++++ Data for processing ++++

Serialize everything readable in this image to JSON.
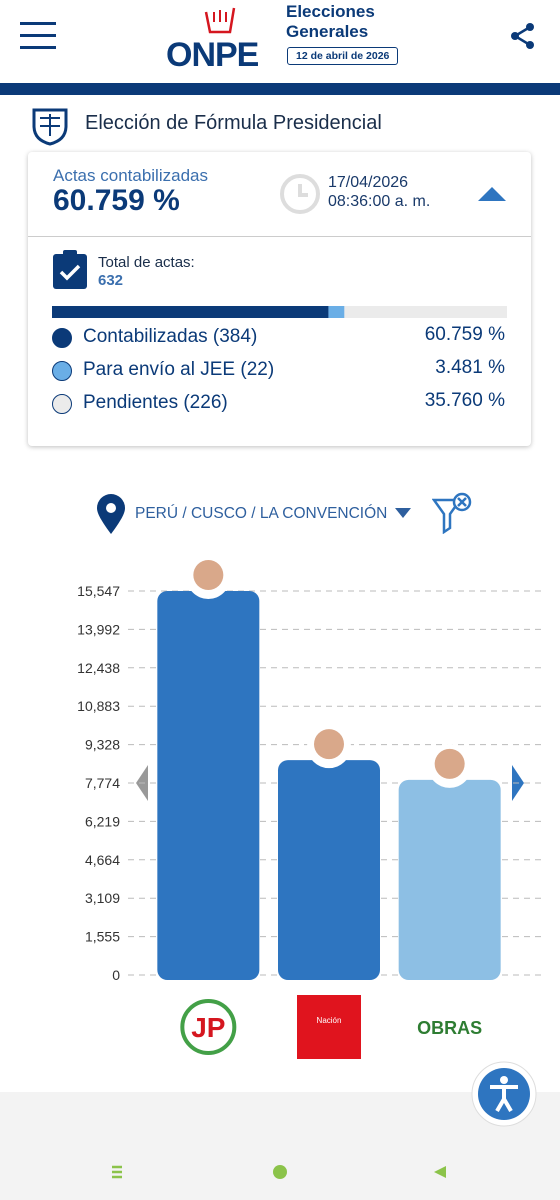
{
  "header": {
    "logo": "ONPE",
    "title_line1": "Elecciones",
    "title_line2": "Generales",
    "date": "12 de abril de 2026"
  },
  "election": "Elección de Fórmula Presidencial",
  "summary": {
    "label": "Actas contabilizadas",
    "percent": "60.759 %",
    "date": "17/04/2026",
    "time": "08:36:00 a. m.",
    "total_label": "Total de actas:",
    "total": "632",
    "status": [
      {
        "label": "Contabilizadas (384)",
        "value": 60.759,
        "value_label": "60.759 %",
        "color": "#0b3a78"
      },
      {
        "label": "Para envío al JEE (22)",
        "value": 3.481,
        "value_label": "3.481 %",
        "color": "#6aaee6"
      },
      {
        "label": "Pendientes (226)",
        "value": 35.76,
        "value_label": "35.760 %",
        "color": "#ebebeb"
      }
    ]
  },
  "location": "PERÚ / CUSCO / LA CONVENCIÓN",
  "chart_data": {
    "type": "bar",
    "categories": [
      "JP",
      "Nación",
      "OBRAS"
    ],
    "values": [
      15547,
      8700,
      7900
    ],
    "colors": [
      "#2e75c0",
      "#2e75c0",
      "#8dbfe4"
    ],
    "ylim": [
      0,
      15547
    ],
    "yticks": [
      0,
      {
        "value": 1555,
        "label": "1,555"
      },
      {
        "value": 3109,
        "label": "3,109"
      },
      {
        "value": 4664,
        "label": "4,664"
      },
      {
        "value": 6219,
        "label": "6,219"
      },
      {
        "value": 7774,
        "label": "7,774"
      },
      {
        "value": 9328,
        "label": "9,328"
      },
      {
        "value": 10883,
        "label": "10,883"
      },
      {
        "value": 12438,
        "label": "12,438"
      },
      {
        "value": 13992,
        "label": "13,992"
      },
      {
        "value": 15547,
        "label": "15,547"
      }
    ],
    "grid": true
  }
}
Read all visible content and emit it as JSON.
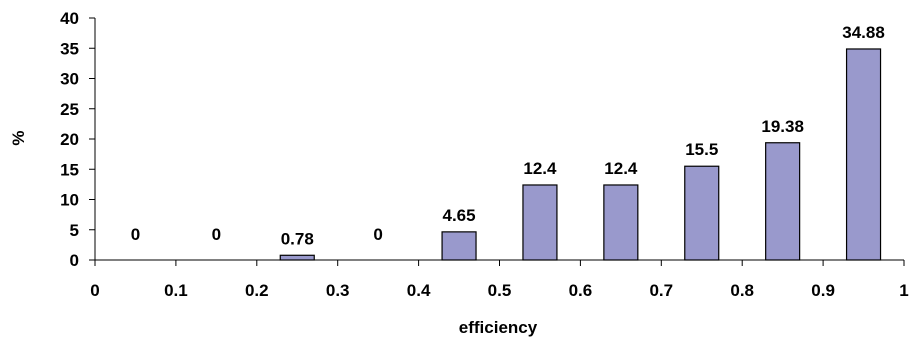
{
  "chart_data": {
    "type": "bar",
    "xlabel": "efficiency",
    "ylabel": "%",
    "xlim": [
      0,
      1
    ],
    "ylim": [
      0,
      40
    ],
    "x_ticks": [
      "0",
      "0.1",
      "0.2",
      "0.3",
      "0.4",
      "0.5",
      "0.6",
      "0.7",
      "0.8",
      "0.9",
      "1"
    ],
    "y_ticks": [
      "0",
      "5",
      "10",
      "15",
      "20",
      "25",
      "30",
      "35",
      "40"
    ],
    "bars": [
      {
        "x_from": 0.0,
        "x_to": 0.1,
        "value": 0,
        "label": "0"
      },
      {
        "x_from": 0.1,
        "x_to": 0.2,
        "value": 0,
        "label": "0"
      },
      {
        "x_from": 0.2,
        "x_to": 0.3,
        "value": 0.78,
        "label": "0.78"
      },
      {
        "x_from": 0.3,
        "x_to": 0.4,
        "value": 0,
        "label": "0"
      },
      {
        "x_from": 0.4,
        "x_to": 0.5,
        "value": 4.65,
        "label": "4.65"
      },
      {
        "x_from": 0.5,
        "x_to": 0.6,
        "value": 12.4,
        "label": "12.4"
      },
      {
        "x_from": 0.6,
        "x_to": 0.7,
        "value": 12.4,
        "label": "12.4"
      },
      {
        "x_from": 0.7,
        "x_to": 0.8,
        "value": 15.5,
        "label": "15.5"
      },
      {
        "x_from": 0.8,
        "x_to": 0.9,
        "value": 19.38,
        "label": "19.38"
      },
      {
        "x_from": 0.9,
        "x_to": 1.0,
        "value": 34.88,
        "label": "34.88"
      }
    ],
    "grid": false,
    "legend": "none",
    "colors": {
      "bar_fill": "#9999cc",
      "bar_stroke": "#000000",
      "axis": "#000000"
    }
  }
}
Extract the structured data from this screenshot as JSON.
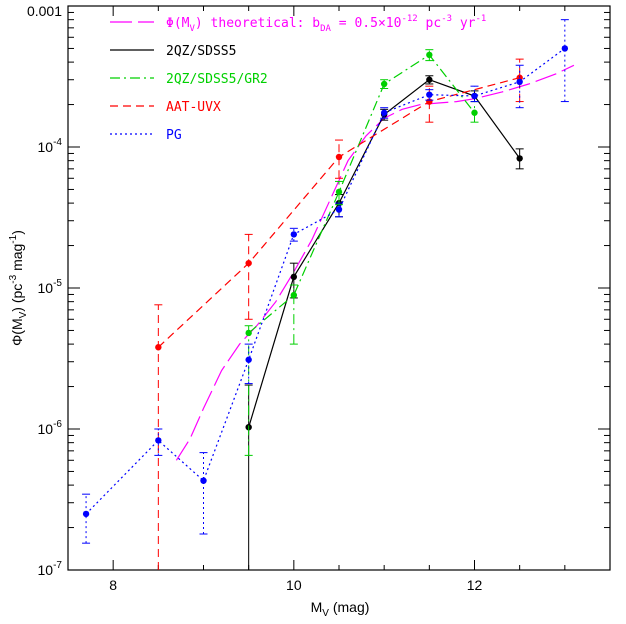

++++

### Short exercise
Look through the material and copy each line that has "date".

### Output of the task
    "date": "12 de abril de 2026"
    "date": "17/04/2026",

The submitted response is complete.